══ DATA EXCERPTS ══

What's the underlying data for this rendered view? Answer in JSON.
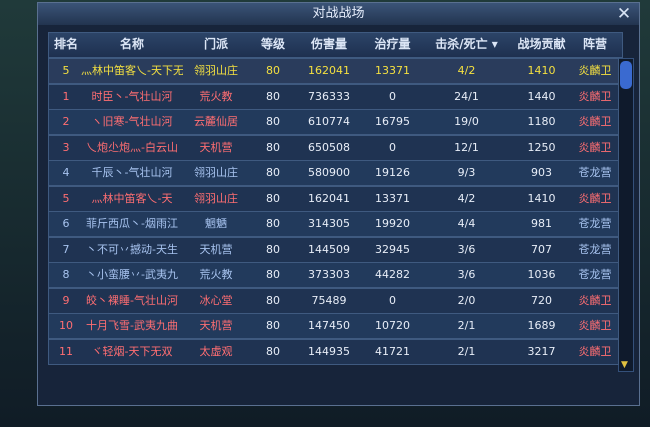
{
  "header": {
    "title": "对战战场"
  },
  "table": {
    "columns": [
      "排名",
      "名称",
      "门派",
      "等级",
      "伤害量",
      "治疗量",
      "击杀/死亡",
      "战场贡献",
      "阵营"
    ],
    "self_row": [
      "5",
      "灬林中笛客乀-天下无",
      "翎羽山庄",
      80,
      162041,
      13371,
      "4/2",
      1410,
      "炎麟卫"
    ],
    "rows": [
      [
        "1",
        "时臣丶-气壮山河",
        "荒火教",
        80,
        736333,
        0,
        "24/1",
        1440,
        "炎麟卫"
      ],
      [
        "2",
        "ヽ旧寒-气壮山河",
        "云麓仙居",
        80,
        610774,
        16795,
        "19/0",
        1180,
        "炎麟卫"
      ],
      [
        "3",
        "乀炮尐炮灬-白云山",
        "天机营",
        80,
        650508,
        0,
        "12/1",
        1250,
        "炎麟卫"
      ],
      [
        "4",
        "千辰丶-气壮山河",
        "翎羽山庄",
        80,
        580900,
        19126,
        "9/3",
        903,
        "苍龙营"
      ],
      [
        "5",
        "灬林中笛客乀-天",
        "翎羽山庄",
        80,
        162041,
        13371,
        "4/2",
        1410,
        "炎麟卫"
      ],
      [
        "6",
        "菲斤西瓜丶-烟雨江",
        "魍魉",
        80,
        314305,
        19920,
        "4/4",
        981,
        "苍龙营"
      ],
      [
        "7",
        "丶不可丷撼动-天生",
        "天机营",
        80,
        144509,
        32945,
        "3/6",
        707,
        "苍龙营"
      ],
      [
        "8",
        "丶小蛮腰丷-武夷九",
        "荒火教",
        80,
        373303,
        44282,
        "3/6",
        1036,
        "苍龙营"
      ],
      [
        "9",
        "皎丶裸睡-气壮山河",
        "冰心堂",
        80,
        75489,
        0,
        "2/0",
        720,
        "炎麟卫"
      ],
      [
        "10",
        "十月飞雪-武夷九曲",
        "天机营",
        80,
        147450,
        10720,
        "2/1",
        1689,
        "炎麟卫"
      ],
      [
        "11",
        "ヾ轻烟-天下无双",
        "太虚观",
        80,
        144935,
        41721,
        "2/1",
        3217,
        "炎麟卫"
      ]
    ]
  }
}
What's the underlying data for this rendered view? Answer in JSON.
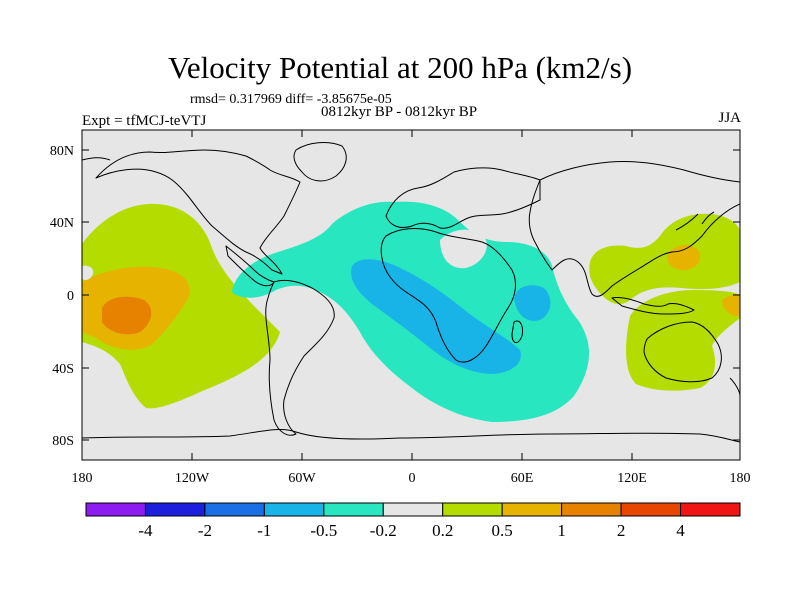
{
  "title": "Velocity Potential at 200 hPa (km2/s)",
  "stats_line": "rmsd= 0.317969 diff= -3.85675e-05",
  "subtitle": "0812kyr BP - 0812kyr BP",
  "experiment": "Expt = tfMCJ-teVTJ",
  "season": "JJA",
  "lat_labels": [
    "80N",
    "40N",
    "0",
    "40S",
    "80S"
  ],
  "lon_labels": [
    "180",
    "120W",
    "60W",
    "0",
    "60E",
    "120E",
    "180"
  ],
  "colorbar": {
    "colors": [
      "#8c1cf0",
      "#1c20dc",
      "#1a6fe6",
      "#18b4e8",
      "#28e6c0",
      "#e6e6e6",
      "#b4dc00",
      "#e6b400",
      "#e68200",
      "#e64600",
      "#f01414"
    ],
    "labels": [
      "-4",
      "-2",
      "-1",
      "-0.5",
      "-0.2",
      "0.2",
      "0.5",
      "1",
      "2",
      "4"
    ]
  },
  "fill_colors": {
    "neutral": "#e6e6e6",
    "neg_light": "#28e6c0",
    "neg_mid": "#18b4e8",
    "pos_light": "#b4dc00",
    "pos_mid": "#e6b400",
    "pos_strong": "#e68200"
  }
}
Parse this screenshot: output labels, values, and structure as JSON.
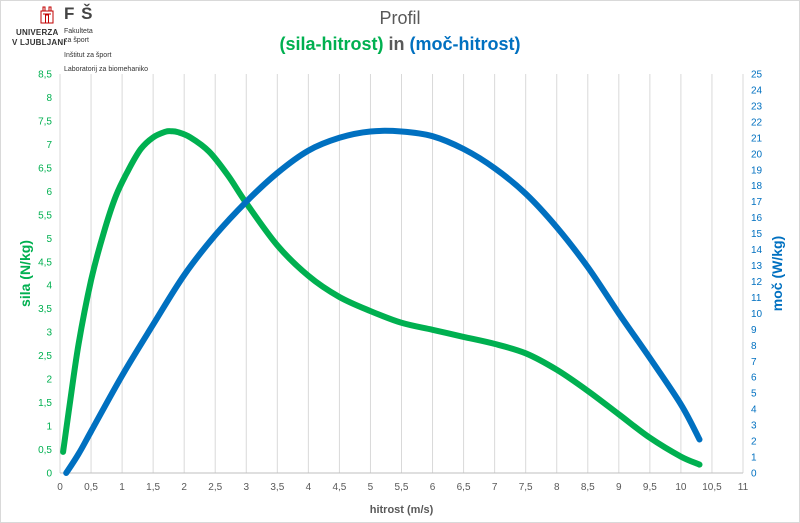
{
  "logo": {
    "university_line1": "UNIVERZA",
    "university_line2": "V LJUBLJANI",
    "faculty_abbr": "F Š",
    "faculty_line1": "Fakulteta",
    "faculty_line2": "za šport",
    "institute": "Inštitut za šport",
    "laboratory": "Laboratorij za biomehaniko",
    "crest_icon": "university-crest-icon",
    "crest_color": "#c00000"
  },
  "colors": {
    "force": "#00b050",
    "power": "#0070c0",
    "text": "#595959",
    "grid": "#d9d9d9"
  },
  "chart_data": {
    "type": "line",
    "title": "Profil",
    "subtitle_part1": "(sila-hitrost)",
    "subtitle_joiner": " in ",
    "subtitle_part2": "(moč-hitrost)",
    "xlabel": "hitrost (m/s)",
    "ylabel_left": "sila (N/kg)",
    "ylabel_right": "moč (W/kg)",
    "xlim": [
      0,
      11
    ],
    "ylim_left": [
      0,
      8.5
    ],
    "ylim_right": [
      0,
      25
    ],
    "x_ticks": [
      "0",
      "0,5",
      "1",
      "1,5",
      "2",
      "2,5",
      "3",
      "3,5",
      "4",
      "4,5",
      "5",
      "5,5",
      "6",
      "6,5",
      "7",
      "7,5",
      "8",
      "8,5",
      "9",
      "9,5",
      "10",
      "10,5",
      "11"
    ],
    "y_left_ticks": [
      "0",
      "0,5",
      "1",
      "1,5",
      "2",
      "2,5",
      "3",
      "3,5",
      "4",
      "4,5",
      "5",
      "5,5",
      "6",
      "6,5",
      "7",
      "7,5",
      "8",
      "8,5"
    ],
    "y_right_ticks": [
      "0",
      "1",
      "2",
      "3",
      "4",
      "5",
      "6",
      "7",
      "8",
      "9",
      "10",
      "11",
      "12",
      "13",
      "14",
      "15",
      "16",
      "17",
      "18",
      "19",
      "20",
      "21",
      "22",
      "23",
      "24",
      "25"
    ],
    "grid": "vertical",
    "series": [
      {
        "name": "sila",
        "axis": "left",
        "x": [
          0.05,
          0.15,
          0.3,
          0.5,
          0.7,
          0.9,
          1.1,
          1.3,
          1.5,
          1.7,
          1.8,
          1.9,
          2.1,
          2.4,
          2.7,
          3.0,
          3.5,
          4.0,
          4.5,
          5.0,
          5.5,
          6.0,
          6.5,
          7.0,
          7.5,
          8.0,
          8.5,
          9.0,
          9.5,
          10.0,
          10.3
        ],
        "y": [
          0.45,
          1.4,
          2.75,
          4.1,
          5.1,
          5.9,
          6.45,
          6.9,
          7.15,
          7.27,
          7.28,
          7.26,
          7.15,
          6.85,
          6.35,
          5.75,
          4.85,
          4.2,
          3.75,
          3.45,
          3.2,
          3.05,
          2.9,
          2.75,
          2.55,
          2.2,
          1.75,
          1.25,
          0.75,
          0.35,
          0.18
        ]
      },
      {
        "name": "moč",
        "axis": "right",
        "x": [
          0.1,
          0.3,
          0.5,
          1.0,
          1.5,
          2.0,
          2.5,
          3.0,
          3.5,
          4.0,
          4.5,
          5.0,
          5.5,
          6.0,
          6.5,
          7.0,
          7.5,
          8.0,
          8.5,
          9.0,
          9.5,
          10.0,
          10.3
        ],
        "y": [
          0.0,
          1.2,
          2.6,
          6.1,
          9.3,
          12.4,
          14.9,
          17.0,
          18.8,
          20.2,
          21.0,
          21.4,
          21.4,
          21.1,
          20.3,
          19.1,
          17.5,
          15.4,
          12.9,
          10.0,
          7.2,
          4.3,
          2.1
        ]
      }
    ]
  }
}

═══

■ TASK PROMPT
Omit any images, then output the listing exactly.

■ EXERCISE OUTPUT
What's the underlying data for this rendered view? Answer in JSON.
{
  "header": {
    "title": "对战战场"
  },
  "table": {
    "columns": [
      "排名",
      "名称",
      "门派",
      "等级",
      "伤害量",
      "治疗量",
      "击杀/死亡",
      "战场贡献",
      "阵营"
    ],
    "self_row": [
      "5",
      "灬林中笛客乀-天下无",
      "翎羽山庄",
      80,
      162041,
      13371,
      "4/2",
      1410,
      "炎麟卫"
    ],
    "rows": [
      [
        "1",
        "时臣丶-气壮山河",
        "荒火教",
        80,
        736333,
        0,
        "24/1",
        1440,
        "炎麟卫"
      ],
      [
        "2",
        "ヽ旧寒-气壮山河",
        "云麓仙居",
        80,
        610774,
        16795,
        "19/0",
        1180,
        "炎麟卫"
      ],
      [
        "3",
        "乀炮尐炮灬-白云山",
        "天机营",
        80,
        650508,
        0,
        "12/1",
        1250,
        "炎麟卫"
      ],
      [
        "4",
        "千辰丶-气壮山河",
        "翎羽山庄",
        80,
        580900,
        19126,
        "9/3",
        903,
        "苍龙营"
      ],
      [
        "5",
        "灬林中笛客乀-天",
        "翎羽山庄",
        80,
        162041,
        13371,
        "4/2",
        1410,
        "炎麟卫"
      ],
      [
        "6",
        "菲斤西瓜丶-烟雨江",
        "魍魉",
        80,
        314305,
        19920,
        "4/4",
        981,
        "苍龙营"
      ],
      [
        "7",
        "丶不可丷撼动-天生",
        "天机营",
        80,
        144509,
        32945,
        "3/6",
        707,
        "苍龙营"
      ],
      [
        "8",
        "丶小蛮腰丷-武夷九",
        "荒火教",
        80,
        373303,
        44282,
        "3/6",
        1036,
        "苍龙营"
      ],
      [
        "9",
        "皎丶裸睡-气壮山河",
        "冰心堂",
        80,
        75489,
        0,
        "2/0",
        720,
        "炎麟卫"
      ],
      [
        "10",
        "十月飞雪-武夷九曲",
        "天机营",
        80,
        147450,
        10720,
        "2/1",
        1689,
        "炎麟卫"
      ],
      [
        "11",
        "ヾ轻烟-天下无双",
        "太虚观",
        80,
        144935,
        41721,
        "2/1",
        3217,
        "炎麟卫"
      ]
    ]
  }
}
What's the underlying data for this rendered view? Answer in JSON.
{
  "title": "Velocity Potential at 200 hPa (km2/s)",
  "stats_line": "rmsd= 0.317969 diff= -3.85675e-05",
  "subtitle": "0812kyr BP - 0812kyr BP",
  "experiment": "Expt = tfMCJ-teVTJ",
  "season": "JJA",
  "lat_labels": [
    "80N",
    "40N",
    "0",
    "40S",
    "80S"
  ],
  "lon_labels": [
    "180",
    "120W",
    "60W",
    "0",
    "60E",
    "120E",
    "180"
  ],
  "colorbar": {
    "colors": [
      "#8c1cf0",
      "#1c20dc",
      "#1a6fe6",
      "#18b4e8",
      "#28e6c0",
      "#e6e6e6",
      "#b4dc00",
      "#e6b400",
      "#e68200",
      "#e64600",
      "#f01414"
    ],
    "labels": [
      "-4",
      "-2",
      "-1",
      "-0.5",
      "-0.2",
      "0.2",
      "0.5",
      "1",
      "2",
      "4"
    ]
  },
  "fill_colors": {
    "neutral": "#e6e6e6",
    "neg_light": "#28e6c0",
    "neg_mid": "#18b4e8",
    "pos_light": "#b4dc00",
    "pos_mid": "#e6b400",
    "pos_strong": "#e68200"
  }
}
Parse this screenshot: output labels, values, and structure as JSON.
{
  "logo": {
    "university_line1": "UNIVERZA",
    "university_line2": "V LJUBLJANI",
    "faculty_abbr": "F Š",
    "faculty_line1": "Fakulteta",
    "faculty_line2": "za šport",
    "institute": "Inštitut za šport",
    "laboratory": "Laboratorij za biomehaniko",
    "crest_icon": "university-crest-icon",
    "crest_color": "#c00000"
  },
  "colors": {
    "force": "#00b050",
    "power": "#0070c0",
    "text": "#595959",
    "grid": "#d9d9d9"
  },
  "chart_data": {
    "type": "line",
    "title": "Profil",
    "subtitle_part1": "(sila-hitrost)",
    "subtitle_joiner": " in ",
    "subtitle_part2": "(moč-hitrost)",
    "xlabel": "hitrost (m/s)",
    "ylabel_left": "sila (N/kg)",
    "ylabel_right": "moč (W/kg)",
    "xlim": [
      0,
      11
    ],
    "ylim_left": [
      0,
      8.5
    ],
    "ylim_right": [
      0,
      25
    ],
    "x_ticks": [
      "0",
      "0,5",
      "1",
      "1,5",
      "2",
      "2,5",
      "3",
      "3,5",
      "4",
      "4,5",
      "5",
      "5,5",
      "6",
      "6,5",
      "7",
      "7,5",
      "8",
      "8,5",
      "9",
      "9,5",
      "10",
      "10,5",
      "11"
    ],
    "y_left_ticks": [
      "0",
      "0,5",
      "1",
      "1,5",
      "2",
      "2,5",
      "3",
      "3,5",
      "4",
      "4,5",
      "5",
      "5,5",
      "6",
      "6,5",
      "7",
      "7,5",
      "8",
      "8,5"
    ],
    "y_right_ticks": [
      "0",
      "1",
      "2",
      "3",
      "4",
      "5",
      "6",
      "7",
      "8",
      "9",
      "10",
      "11",
      "12",
      "13",
      "14",
      "15",
      "16",
      "17",
      "18",
      "19",
      "20",
      "21",
      "22",
      "23",
      "24",
      "25"
    ],
    "grid": "vertical",
    "series": [
      {
        "name": "sila",
        "axis": "left",
        "x": [
          0.05,
          0.15,
          0.3,
          0.5,
          0.7,
          0.9,
          1.1,
          1.3,
          1.5,
          1.7,
          1.8,
          1.9,
          2.1,
          2.4,
          2.7,
          3.0,
          3.5,
          4.0,
          4.5,
          5.0,
          5.5,
          6.0,
          6.5,
          7.0,
          7.5,
          8.0,
          8.5,
          9.0,
          9.5,
          10.0,
          10.3
        ],
        "y": [
          0.45,
          1.4,
          2.75,
          4.1,
          5.1,
          5.9,
          6.45,
          6.9,
          7.15,
          7.27,
          7.28,
          7.26,
          7.15,
          6.85,
          6.35,
          5.75,
          4.85,
          4.2,
          3.75,
          3.45,
          3.2,
          3.05,
          2.9,
          2.75,
          2.55,
          2.2,
          1.75,
          1.25,
          0.75,
          0.35,
          0.18
        ]
      },
      {
        "name": "moč",
        "axis": "right",
        "x": [
          0.1,
          0.3,
          0.5,
          1.0,
          1.5,
          2.0,
          2.5,
          3.0,
          3.5,
          4.0,
          4.5,
          5.0,
          5.5,
          6.0,
          6.5,
          7.0,
          7.5,
          8.0,
          8.5,
          9.0,
          9.5,
          10.0,
          10.3
        ],
        "y": [
          0.0,
          1.2,
          2.6,
          6.1,
          9.3,
          12.4,
          14.9,
          17.0,
          18.8,
          20.2,
          21.0,
          21.4,
          21.4,
          21.1,
          20.3,
          19.1,
          17.5,
          15.4,
          12.9,
          10.0,
          7.2,
          4.3,
          2.1
        ]
      }
    ]
  }
}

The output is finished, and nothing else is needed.